Salários acima da média, cursos que podem ser financiados e emprego (quase) garantido. Há cada vez mais portugueses a reprogramar a sua vida.
Por Cátia Rocha e Rui da Rocha Ferreira
Quer ganhar vinte mil euros brutos por ano? Quer ter emprego garantido e com boas perspetivas de carreira? Está disposto a mudar de vida? Se respondeu “sim” a estas questões, então aquilo que procura é um curso intensivo de programação – e em Portugal existem cada vez mais.
Saber programar não é só o futuro, é o presente. É por isso que muitos estão a deixar os seus empregos e formações universitárias para apostar tudo nestes cursos que os transformam, em poucas semanas, em programadores.
“A alta empregabilidade é uma das mais visíveis bandeiras do nosso sucesso e ronda os 96%”, diz-nos João Magalhães, diretor executivo da Academia de Código, empresa portuguesa que dá formação em programação e uma das mais antigas a operar neste segmento de mercado. O ordenado médio mensal dos formandos “ronda os 1150 euros”, garante.

§ Tarefas a fazer:
**a.** Responda a estas perguntas com base no excerto sobre cursos de programação:
(i) Quanto se pode ganhar por ano, em euros brutos, segundo a pergunta do início?
(ii) Que cargo tem João Magalhães na Academia de Código?
(iii) A quanto chega o ordenado médio mensal dos formandos?
**b.** Passe para uma lista curta o parágrafo do excerto que começa por "“A alta empregabilidade é uma das mais visíveis bandeiras", sem perder os dados principais.
A listagem que vem a seguir não tem nada a ver com o excerto.

§ Secção de dados:
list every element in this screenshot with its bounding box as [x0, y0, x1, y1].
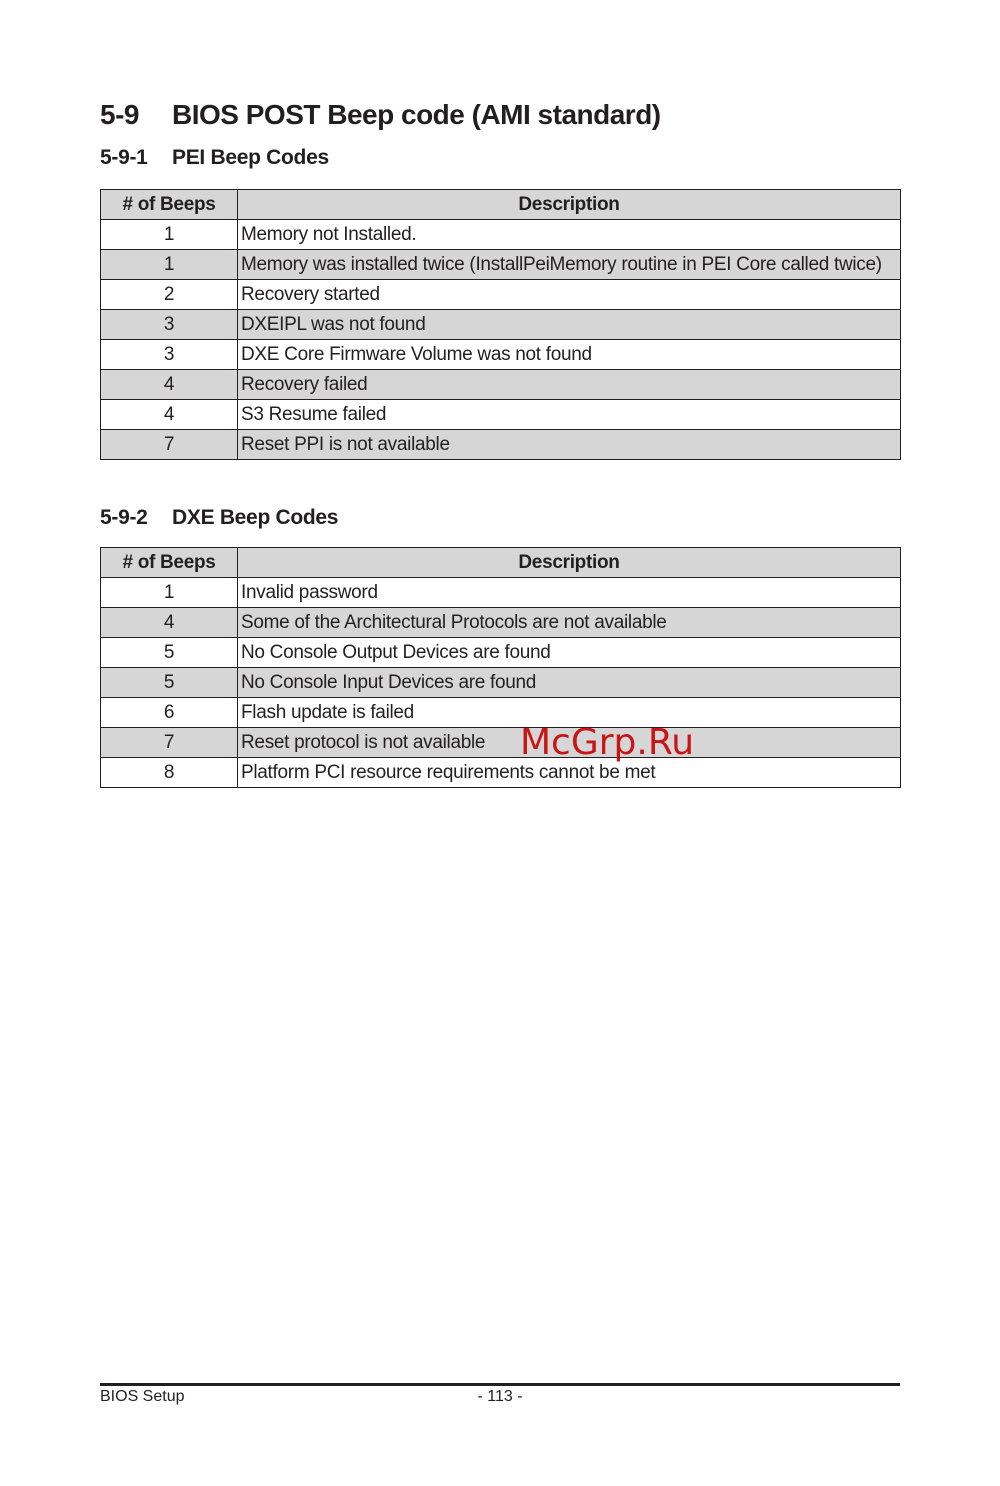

§ Respostas às tarefas:
**a.**
(i) Vinte mil euros brutos por ano.
(ii) É diretor executivo.
(iii) Ronda os 1150 euros.

**b.**
- A empregabilidade dos formandos ronda os 96%.
- O ordenado médio mensal dos formandos ronda os 1150 euros.
- Os dados são de João Magalhães, diretor executivo da Academia de Código.
- A Academia de Código é uma empresa portuguesa de formação em programação e uma das mais antigas neste mercado.